### Task statement
Give back the records below exactly, every one, with no pictures.

### Source records
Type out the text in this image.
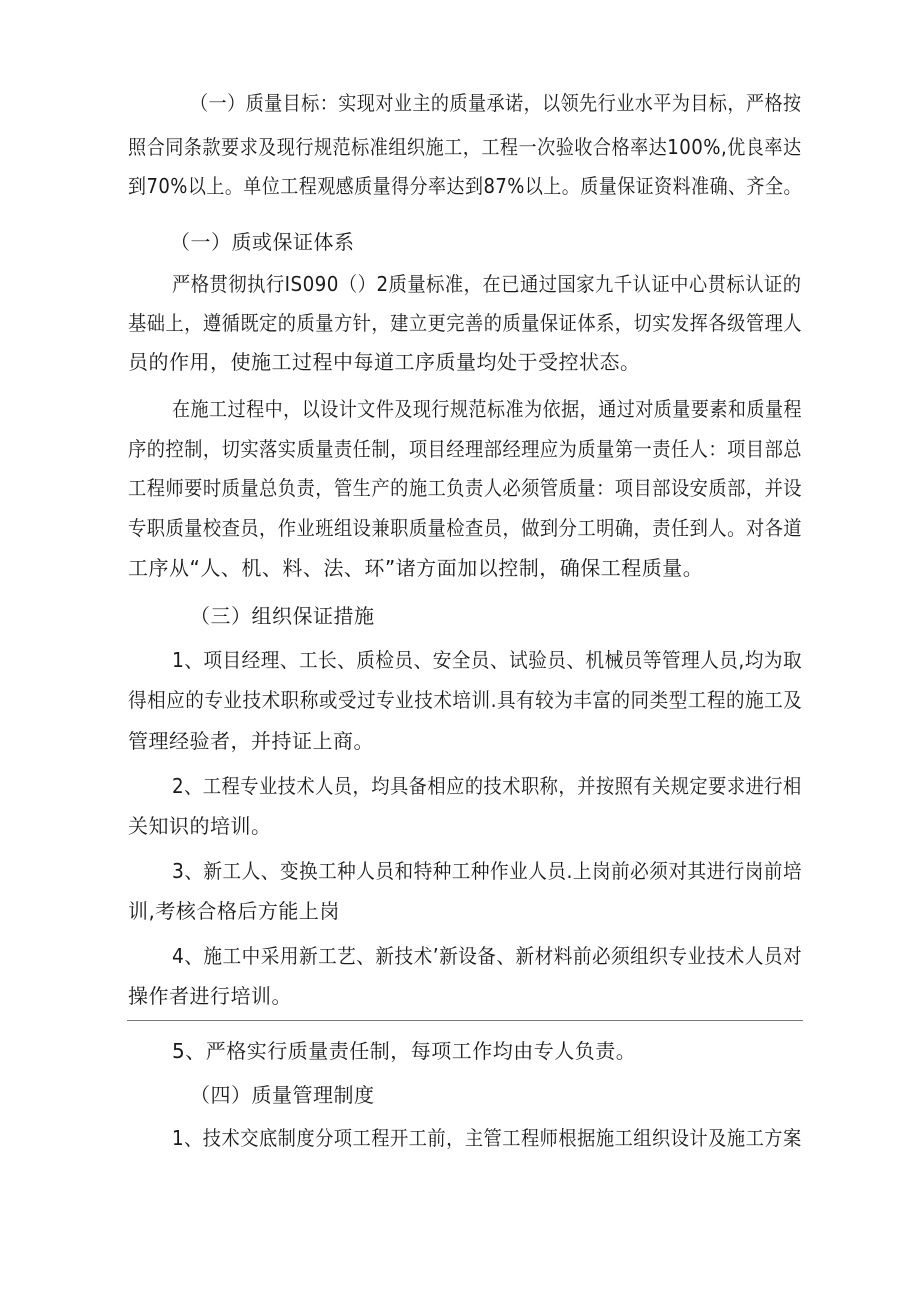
（一）质量目标：实现对业主的质量承诺，以领先行业水平为目标，严格按
照合同条款要求及现行规范标准组织施工，工程一次验收合格率达100%,优良率达
到70%以上。单位工程观感质量得分率达到87%以上。质量保证资料准确、齐全。
（一）质或保证体系
严格贯彻执行IS090（）2质量标准，在已通过国家九千认证中心贯标认证的
基础上，遵循既定的质量方针，建立更完善的质量保证体系，切实发挥各级管理人
员的作用，使施工过程中每道工序质量均处于受控状态。
在施工过程中，以设计文件及现行规范标准为依据，通过对质量要素和质量程
序的控制，切实落实质量责任制，项目经理部经理应为质量第一责任人：项目部总
工程师要时质量总负责，管生产的施工负责人必须管质量：项目部设安质部，并设
专职质量校查员，作业班组设兼职质量检查员，做到分工明确，责任到人。对各道
工序从“人、机、料、法、环”诸方面加以控制，确保工程质量。
（三）组织保证措施
1、项目经理、工长、质检员、安全员、试验员、机械员等管理人员,均为取
得相应的专业技术职称或受过专业技术培训.具有较为丰富的同类型工程的施工及
管理经验者，并持证上商。
2、工程专业技术人员，均具备相应的技术职称，并按照有关规定要求进行相
关知识的培训。
3、新工人、变换工种人员和特种工种作业人员.上岗前必须对其进行岗前培
训,考核合格后方能上岗
4、施工中采用新工艺、新技术’新设备、新材料前必须组织专业技术人员对
操作者进行培训。
5、严格实行质量责任制，每项工作均由专人负责。
（四）质量管理制度
1、技术交底制度分项工程开工前，主管工程师根据施工组织设计及施工方案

### Response to the task
Type out the text in this image.
（一）质量目标：实现对业主的质量承诺，以领先行业水平为目标，严格按
照合同条款要求及现行规范标准组织施工，工程一次验收合格率达100%,优良率达
到70%以上。单位工程观感质量得分率达到87%以上。质量保证资料准确、齐全。
（一）质或保证体系
严格贯彻执行IS090（）2质量标准，在已通过国家九千认证中心贯标认证的
基础上，遵循既定的质量方针，建立更完善的质量保证体系，切实发挥各级管理人
员的作用，使施工过程中每道工序质量均处于受控状态。
在施工过程中，以设计文件及现行规范标准为依据，通过对质量要素和质量程
序的控制，切实落实质量责任制，项目经理部经理应为质量第一责任人：项目部总
工程师要时质量总负责，管生产的施工负责人必须管质量：项目部设安质部，并设
专职质量校查员，作业班组设兼职质量检查员，做到分工明确，责任到人。对各道
工序从“人、机、料、法、环”诸方面加以控制，确保工程质量。
（三）组织保证措施
1、项目经理、工长、质检员、安全员、试验员、机械员等管理人员,均为取
得相应的专业技术职称或受过专业技术培训.具有较为丰富的同类型工程的施工及
管理经验者，并持证上商。
2、工程专业技术人员，均具备相应的技术职称，并按照有关规定要求进行相
关知识的培训。
3、新工人、变换工种人员和特种工种作业人员.上岗前必须对其进行岗前培
训,考核合格后方能上岗
4、施工中采用新工艺、新技术’新设备、新材料前必须组织专业技术人员对
操作者进行培训。
5、严格实行质量责任制，每项工作均由专人负责。
（四）质量管理制度
1、技术交底制度分项工程开工前，主管工程师根据施工组织设计及施工方案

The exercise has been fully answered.